### GIVEN PROBLEM
Return each line containing "ANSI".

Begin RECORDS TO USE

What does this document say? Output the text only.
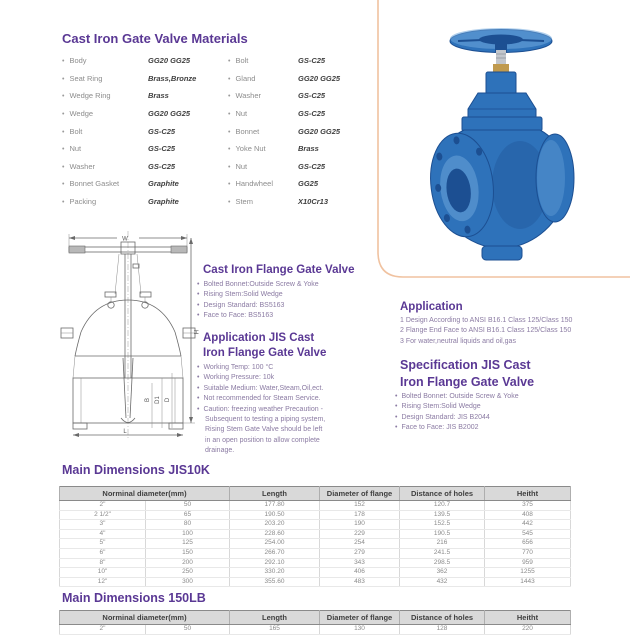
Cast Iron Gate Valve Materials
• Body	GG20 GG25
• Seat Ring	Brass,Bronze
• Wedge Ring	Brass
• Wedge	GG20 GG25
• Bolt	GS-C25
• Nut	GS-C25
• Washer	GS-C25
• Bonnet Gasket	Graphite
• Packing	Graphite
• Bolt	GS-C25
• Gland	GG20 GG25
• Washer	GS-C25
• Nut	GS-C25
• Bonnet	GG20 GG25
• Yoke Nut	Brass
• Nut	GS-C25
• Handwheel	GG25
• Stem	X10Cr13
W
H
L
B D1 D
Cast Iron Flange Gate Valve
• Bolted Bonnet:Outside Screw & Yoke
• Rising Stem:Solid Wedge
• Design Standard: BS5163
• Face to Face: BS5163
Application JIS Cast
Iron Flange Gate Valve
• Working Temp: 100 °C
• Working Pressure: 10k
• Suitable Medium: Water,Steam,Oil,ect.
• Not recommended for Steam Service.
• Caution: freezing weather Precaution -
Subsequent to testing a piping system,
Rising Stem Gate Valve should be left
in an open position to allow complete
drainage.
Application
1 Design According to ANSI B16.1 Class 125/Class 150
2 Flange End Face to ANSI B16.1 Class 125/Class 150
3 For water,neutral liquids and oil,gas
Specification JIS Cast
Iron Flange Gate Valve
• Bolted Bonnet: Outside Screw & Yoke
• Rising Stem:Solid Wedge
• Design Standard: JIS B2044
• Face to Face: JIS B2002
Main Dimensions JIS10K
Norminal diameter(mm)		Length	Diameter of flange	Distance of holes	Heitht
2"	50	177.80	152	120.7	375
2 1/2"	65	190.50	178	139.5	408
3"	80	203.20	190	152.5	442
4"	100	228.60	229	190.5	545
5"	125	254.00	254	216	656
6"	150	266.70	279	241.5	770
8"	200	292.10	343	298.5	959
10"	250	330.20	406	362	1255
12"	300	355.60	483	432	1443
Main Dimensions 150LB
Norminal diameter(mm)		Length	Diameter of flange	Distance of holes	Heitht
2"	50	165	130	128	220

End RECORDS TO USE

### FINISHED EXERCISE
1 Design According to ANSI B16.1 Class 125/Class 150
2 Flange End Face to ANSI B16.1 Class 125/Class 150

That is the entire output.